TASK TO CARRY OUT
Report every line in the listing below where the string "title" shows up.

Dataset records
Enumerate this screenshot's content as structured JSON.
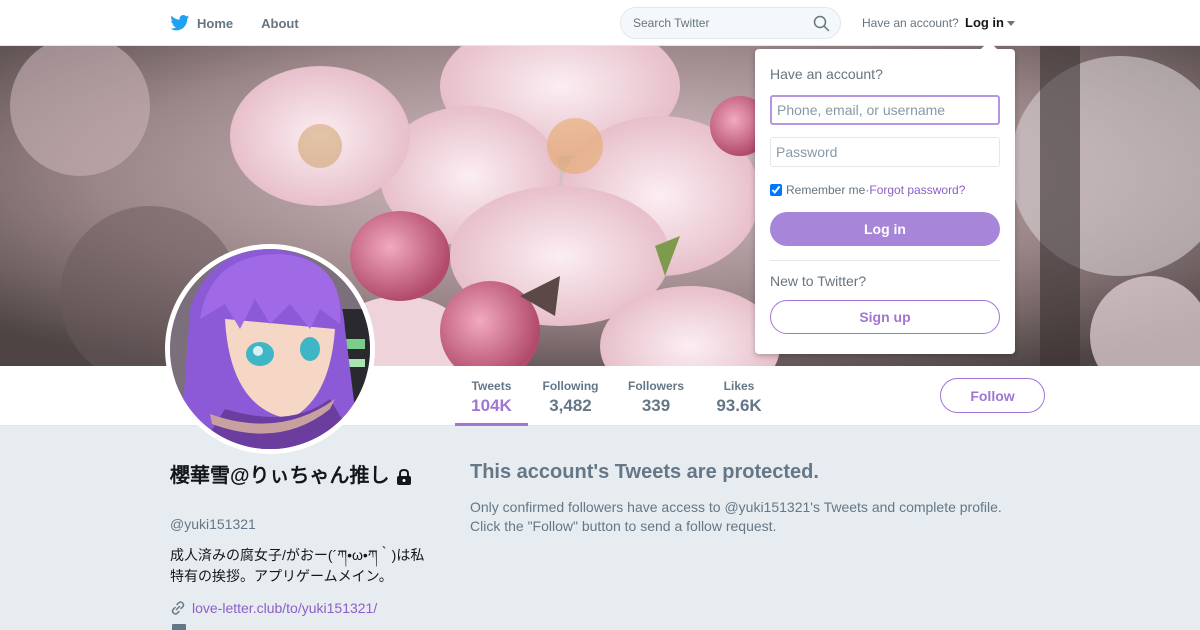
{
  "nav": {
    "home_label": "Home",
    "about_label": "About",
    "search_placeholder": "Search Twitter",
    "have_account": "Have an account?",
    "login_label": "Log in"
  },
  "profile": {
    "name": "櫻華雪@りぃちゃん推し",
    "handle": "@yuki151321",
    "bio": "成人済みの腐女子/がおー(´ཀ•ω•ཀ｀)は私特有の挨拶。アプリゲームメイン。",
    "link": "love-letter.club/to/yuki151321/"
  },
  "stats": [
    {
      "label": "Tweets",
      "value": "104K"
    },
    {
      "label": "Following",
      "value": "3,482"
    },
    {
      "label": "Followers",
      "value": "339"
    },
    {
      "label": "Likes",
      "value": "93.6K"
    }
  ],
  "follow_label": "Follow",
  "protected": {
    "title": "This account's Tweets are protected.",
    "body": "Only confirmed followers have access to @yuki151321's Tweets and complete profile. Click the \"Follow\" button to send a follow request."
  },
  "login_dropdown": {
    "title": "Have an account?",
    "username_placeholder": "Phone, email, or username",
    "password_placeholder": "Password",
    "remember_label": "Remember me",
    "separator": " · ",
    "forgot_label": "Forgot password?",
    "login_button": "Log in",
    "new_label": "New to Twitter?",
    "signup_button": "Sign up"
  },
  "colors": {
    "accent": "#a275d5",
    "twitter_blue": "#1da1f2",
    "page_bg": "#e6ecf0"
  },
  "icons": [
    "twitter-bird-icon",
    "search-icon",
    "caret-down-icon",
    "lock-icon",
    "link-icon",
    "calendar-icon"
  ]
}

RESPONSE TO THE EXERCISE
    "title": "This account's Tweets are protected.",
    "title": "Have an account?",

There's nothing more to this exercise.